▸ **The request**: Go through the data below. Pull out every line that has the word "this".

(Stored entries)
★ ★ ★

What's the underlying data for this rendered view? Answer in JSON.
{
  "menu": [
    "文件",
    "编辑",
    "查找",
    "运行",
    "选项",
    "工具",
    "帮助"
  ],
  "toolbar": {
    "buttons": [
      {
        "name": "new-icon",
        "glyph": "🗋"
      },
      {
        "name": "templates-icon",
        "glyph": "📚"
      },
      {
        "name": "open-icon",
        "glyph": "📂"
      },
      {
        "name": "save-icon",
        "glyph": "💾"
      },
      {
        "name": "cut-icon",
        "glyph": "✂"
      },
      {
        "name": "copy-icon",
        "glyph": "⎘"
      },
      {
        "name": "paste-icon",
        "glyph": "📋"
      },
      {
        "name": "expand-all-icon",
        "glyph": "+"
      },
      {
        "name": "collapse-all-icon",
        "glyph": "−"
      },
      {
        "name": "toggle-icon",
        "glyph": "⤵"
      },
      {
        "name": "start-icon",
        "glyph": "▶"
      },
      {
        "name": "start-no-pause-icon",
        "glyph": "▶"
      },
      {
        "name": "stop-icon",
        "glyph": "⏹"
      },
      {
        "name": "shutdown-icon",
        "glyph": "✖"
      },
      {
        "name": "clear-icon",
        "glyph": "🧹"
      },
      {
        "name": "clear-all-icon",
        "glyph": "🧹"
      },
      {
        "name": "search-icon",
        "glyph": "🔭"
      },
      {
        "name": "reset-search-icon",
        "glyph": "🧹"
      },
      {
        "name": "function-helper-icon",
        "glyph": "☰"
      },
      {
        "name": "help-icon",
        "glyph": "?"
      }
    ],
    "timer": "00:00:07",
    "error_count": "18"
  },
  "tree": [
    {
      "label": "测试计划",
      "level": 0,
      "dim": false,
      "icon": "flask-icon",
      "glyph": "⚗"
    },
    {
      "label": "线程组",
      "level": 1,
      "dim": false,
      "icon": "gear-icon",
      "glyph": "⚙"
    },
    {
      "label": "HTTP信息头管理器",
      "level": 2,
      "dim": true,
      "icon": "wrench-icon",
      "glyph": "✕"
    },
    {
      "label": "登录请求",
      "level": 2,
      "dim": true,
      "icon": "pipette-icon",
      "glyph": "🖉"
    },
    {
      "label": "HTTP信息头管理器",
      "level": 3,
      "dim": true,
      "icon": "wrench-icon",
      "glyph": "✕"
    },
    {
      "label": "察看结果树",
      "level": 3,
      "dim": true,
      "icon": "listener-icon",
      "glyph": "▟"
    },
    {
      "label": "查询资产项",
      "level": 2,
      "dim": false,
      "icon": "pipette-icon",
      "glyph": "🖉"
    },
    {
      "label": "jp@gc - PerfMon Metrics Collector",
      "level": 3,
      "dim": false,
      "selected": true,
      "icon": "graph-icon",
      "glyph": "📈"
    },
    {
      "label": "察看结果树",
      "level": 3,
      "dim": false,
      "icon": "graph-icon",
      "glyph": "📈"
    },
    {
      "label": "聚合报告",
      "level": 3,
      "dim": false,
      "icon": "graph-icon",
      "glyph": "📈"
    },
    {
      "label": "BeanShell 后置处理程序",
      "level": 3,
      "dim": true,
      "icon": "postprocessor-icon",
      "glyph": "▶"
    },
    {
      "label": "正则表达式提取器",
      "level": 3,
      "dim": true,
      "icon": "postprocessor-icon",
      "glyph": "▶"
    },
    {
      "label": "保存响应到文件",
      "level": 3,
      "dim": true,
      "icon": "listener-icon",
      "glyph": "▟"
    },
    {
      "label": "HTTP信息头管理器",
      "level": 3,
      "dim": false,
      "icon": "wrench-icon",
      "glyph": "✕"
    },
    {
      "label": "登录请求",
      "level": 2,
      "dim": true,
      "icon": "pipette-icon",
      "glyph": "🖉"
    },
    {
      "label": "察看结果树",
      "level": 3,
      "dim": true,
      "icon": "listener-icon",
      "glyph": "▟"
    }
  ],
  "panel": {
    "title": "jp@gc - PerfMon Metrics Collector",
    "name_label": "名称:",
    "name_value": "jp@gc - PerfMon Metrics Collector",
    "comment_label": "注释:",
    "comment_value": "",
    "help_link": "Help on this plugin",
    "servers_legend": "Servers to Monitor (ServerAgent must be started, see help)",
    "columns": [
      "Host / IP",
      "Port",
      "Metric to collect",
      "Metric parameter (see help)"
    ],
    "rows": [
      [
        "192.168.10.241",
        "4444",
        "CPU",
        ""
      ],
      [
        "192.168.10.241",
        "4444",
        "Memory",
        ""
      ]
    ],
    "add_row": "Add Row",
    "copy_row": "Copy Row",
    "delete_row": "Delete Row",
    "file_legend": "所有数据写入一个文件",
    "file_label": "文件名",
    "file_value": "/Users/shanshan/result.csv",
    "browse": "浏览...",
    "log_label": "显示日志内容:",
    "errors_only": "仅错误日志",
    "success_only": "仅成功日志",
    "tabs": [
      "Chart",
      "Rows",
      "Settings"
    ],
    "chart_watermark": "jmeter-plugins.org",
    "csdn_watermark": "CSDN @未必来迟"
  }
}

★ ★ ★

▸ **Answer to the task**:
What's the underlying data for this rendered view? Answer in JSON.
    "help_link": "Help on this plugin",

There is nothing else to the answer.